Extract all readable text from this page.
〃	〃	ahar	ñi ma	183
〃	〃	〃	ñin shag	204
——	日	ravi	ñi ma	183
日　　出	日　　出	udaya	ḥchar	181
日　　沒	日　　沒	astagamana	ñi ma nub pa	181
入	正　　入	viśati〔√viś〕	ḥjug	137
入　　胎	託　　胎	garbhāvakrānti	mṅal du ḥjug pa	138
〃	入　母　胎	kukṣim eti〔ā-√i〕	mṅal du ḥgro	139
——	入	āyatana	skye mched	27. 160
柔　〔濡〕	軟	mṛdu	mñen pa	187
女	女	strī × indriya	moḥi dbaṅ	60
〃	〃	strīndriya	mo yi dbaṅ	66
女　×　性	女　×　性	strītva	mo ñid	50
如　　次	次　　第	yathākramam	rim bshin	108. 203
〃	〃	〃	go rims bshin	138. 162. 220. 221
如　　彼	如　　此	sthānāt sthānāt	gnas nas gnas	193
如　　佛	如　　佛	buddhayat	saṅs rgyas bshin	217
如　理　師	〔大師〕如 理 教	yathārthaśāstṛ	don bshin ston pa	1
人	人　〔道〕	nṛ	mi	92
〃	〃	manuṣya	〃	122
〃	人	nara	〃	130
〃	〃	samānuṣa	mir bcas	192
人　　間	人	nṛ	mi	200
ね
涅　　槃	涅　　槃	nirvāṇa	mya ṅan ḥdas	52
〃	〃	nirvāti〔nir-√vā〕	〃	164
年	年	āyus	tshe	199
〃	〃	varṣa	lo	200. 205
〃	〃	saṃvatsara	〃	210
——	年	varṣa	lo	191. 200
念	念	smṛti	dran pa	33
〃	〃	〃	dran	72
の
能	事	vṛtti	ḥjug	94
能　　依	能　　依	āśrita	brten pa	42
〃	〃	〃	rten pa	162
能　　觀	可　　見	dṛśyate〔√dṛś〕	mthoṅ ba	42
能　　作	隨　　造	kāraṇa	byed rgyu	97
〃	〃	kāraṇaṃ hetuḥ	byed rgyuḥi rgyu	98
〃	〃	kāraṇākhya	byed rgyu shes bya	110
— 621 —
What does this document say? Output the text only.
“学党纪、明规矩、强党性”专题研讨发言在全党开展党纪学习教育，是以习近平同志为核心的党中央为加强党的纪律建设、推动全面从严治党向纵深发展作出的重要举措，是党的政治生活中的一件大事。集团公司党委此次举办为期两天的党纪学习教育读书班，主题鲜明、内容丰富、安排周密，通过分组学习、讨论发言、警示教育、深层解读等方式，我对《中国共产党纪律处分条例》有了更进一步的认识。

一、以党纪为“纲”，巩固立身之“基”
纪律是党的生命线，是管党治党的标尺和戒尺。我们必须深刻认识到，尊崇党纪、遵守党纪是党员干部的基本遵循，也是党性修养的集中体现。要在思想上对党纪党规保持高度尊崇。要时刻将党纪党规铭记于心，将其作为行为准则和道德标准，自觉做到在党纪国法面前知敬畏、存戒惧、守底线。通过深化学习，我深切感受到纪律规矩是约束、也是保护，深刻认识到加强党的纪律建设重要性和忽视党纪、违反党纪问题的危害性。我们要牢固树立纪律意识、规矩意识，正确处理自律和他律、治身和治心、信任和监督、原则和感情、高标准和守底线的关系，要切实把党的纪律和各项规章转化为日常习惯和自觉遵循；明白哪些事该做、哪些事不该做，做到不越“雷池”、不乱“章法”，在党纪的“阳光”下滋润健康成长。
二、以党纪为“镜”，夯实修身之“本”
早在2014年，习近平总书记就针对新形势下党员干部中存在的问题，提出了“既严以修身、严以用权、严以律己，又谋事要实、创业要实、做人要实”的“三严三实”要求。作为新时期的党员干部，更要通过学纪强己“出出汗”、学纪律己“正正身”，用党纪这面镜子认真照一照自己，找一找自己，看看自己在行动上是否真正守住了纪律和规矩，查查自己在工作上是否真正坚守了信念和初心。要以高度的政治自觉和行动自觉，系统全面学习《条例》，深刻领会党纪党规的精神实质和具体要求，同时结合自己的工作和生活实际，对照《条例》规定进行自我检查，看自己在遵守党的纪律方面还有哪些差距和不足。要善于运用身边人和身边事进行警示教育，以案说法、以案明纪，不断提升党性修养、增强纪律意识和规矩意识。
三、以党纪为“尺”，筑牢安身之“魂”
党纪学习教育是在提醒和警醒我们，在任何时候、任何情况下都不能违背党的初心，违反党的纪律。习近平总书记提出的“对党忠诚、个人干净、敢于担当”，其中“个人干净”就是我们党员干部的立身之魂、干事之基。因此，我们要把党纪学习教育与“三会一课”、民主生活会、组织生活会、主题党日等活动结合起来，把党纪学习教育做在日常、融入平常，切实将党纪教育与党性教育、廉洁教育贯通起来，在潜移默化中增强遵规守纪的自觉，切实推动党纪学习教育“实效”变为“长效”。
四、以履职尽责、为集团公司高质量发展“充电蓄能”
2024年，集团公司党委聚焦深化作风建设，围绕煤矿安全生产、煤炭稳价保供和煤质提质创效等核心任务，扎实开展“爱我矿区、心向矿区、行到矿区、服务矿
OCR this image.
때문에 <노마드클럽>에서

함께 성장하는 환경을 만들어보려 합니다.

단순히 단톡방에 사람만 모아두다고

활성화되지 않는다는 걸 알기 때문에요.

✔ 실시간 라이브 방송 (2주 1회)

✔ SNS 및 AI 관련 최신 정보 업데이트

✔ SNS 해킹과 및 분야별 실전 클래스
....................
▶ **EXERCISE DESCRIPTION**
Extract every line above that contains the word "以党纪为".

▶ **ANSWER FOR THIS EXERCISE**
一、以党纪为“纲”，巩固立身之“基”
二、以党纪为“镜”，夯实修身之“本”
三、以党纪为“尺”，筑牢安身之“魂”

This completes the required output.